• _Prompt A_
In the discussion about older programmers, which two technologies give older developers the edge?
• _Prompt B_
Shorten the comment in the discussion about older programmers that begins "Older developers are always one of two things," keeping its main points.
• _Prompt C_
Translate into Spanish this sentence from the discussion about older programmers: "Older developers know about a wider variety of technologies."

** BEGIN Extracted text **

An anonymous reader writes "There's a persistent bias against older programmers in the software development industry, but do the claims against older developers' hold up? A new paper looks at reputation on StackOverflow, and finds that reputation grows as developers get older. Older developers know about a wider variety of technologies. All ages seem to be equally knowledgeable about most recent programming technologies. Two exceptions: older developers have the edge when it comes to iOS and Windows Phone."

19 of 365 comments (clear)

  1. One of two things. by Anonymous Coward · · Score: 5, Interesting

    Older developers are always one of two things. They are invaluable wizards who have tons of experience, adaptability and know all the new technologies, or they are completely burnt out and useless. There is almost no middle ground. There is also a strong correlation between interest and hobbies - if they are doing techie things for fun, they will usually be in the wizard category. If they have just been doing the same old job for decades, and do few tech projects for fun, they will be burnt out.

    1. Re:One of two things. by Medievalist · · Score: 4, Insightful

      It's one of the benefits of experience that you know what to skip... although it's not always the same things for everybody.

    2. Re:One of two things. by pspahn · · Score: 5, Insightful

      There is also a strong correlation between interest and hobbies - if they are doing techie things for fun, they will usually be in the wizard category.

** END Extracted text **
** BEGIN Data lines **

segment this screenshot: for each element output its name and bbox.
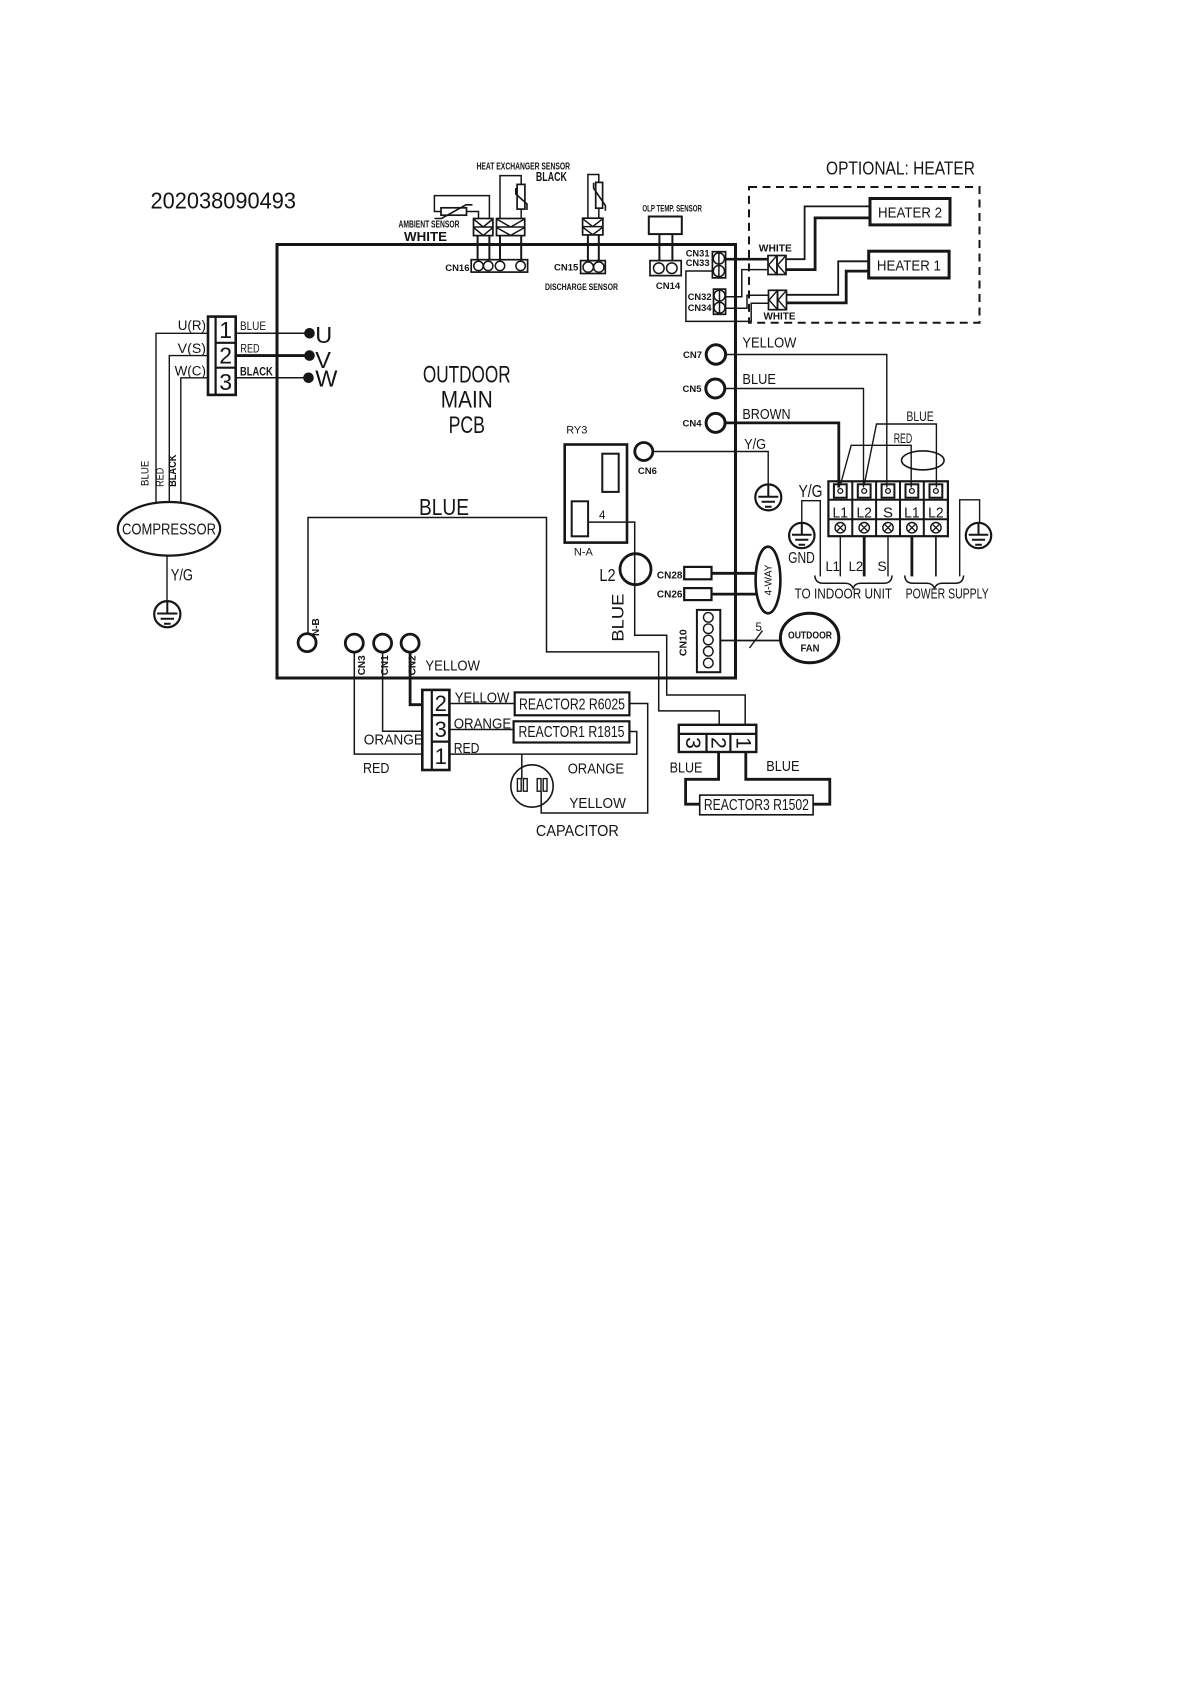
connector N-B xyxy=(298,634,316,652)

** END Data lines **

• _Exercise response A_
iOS and Windows Phone.

• _Exercise response B_
Older developers are either invaluable wizards with lots of experience, adaptability and knowledge of new technologies, or they are burnt out and useless, with almost no middle ground. Those who do tech projects for fun usually fall into the wizard group. Those who have done the same job for decades with few such projects tend to be burnt out.

• _Exercise response C_
Los desarrolladores mayores conocen una variedad más amplia de tecnologías.